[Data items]
- - - - -
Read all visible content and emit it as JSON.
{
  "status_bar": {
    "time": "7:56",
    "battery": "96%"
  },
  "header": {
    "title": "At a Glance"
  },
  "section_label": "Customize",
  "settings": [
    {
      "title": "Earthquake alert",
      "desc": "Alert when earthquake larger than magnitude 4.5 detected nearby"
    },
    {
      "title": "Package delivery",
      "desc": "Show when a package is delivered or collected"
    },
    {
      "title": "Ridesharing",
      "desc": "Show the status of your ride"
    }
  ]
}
- - - - -
**What this task involves**
Return all of the data exactly as it reads.

**Solution to this task**
Read all visible content and emit it as JSON.
{
  "status_bar": {
    "time": "7:56",
    "battery": "96%"
  },
  "header": {
    "title": "At a Glance"
  },
  "section_label": "Customize",
  "settings": [
    {
      "title": "Earthquake alert",
      "desc": "Alert when earthquake larger than magnitude 4.5 detected nearby"
    },
    {
      "title": "Package delivery",
      "desc": "Show when a package is delivered or collected"
    },
    {
      "title": "Ridesharing",
      "desc": "Show the status of your ride"
    }
  ]
}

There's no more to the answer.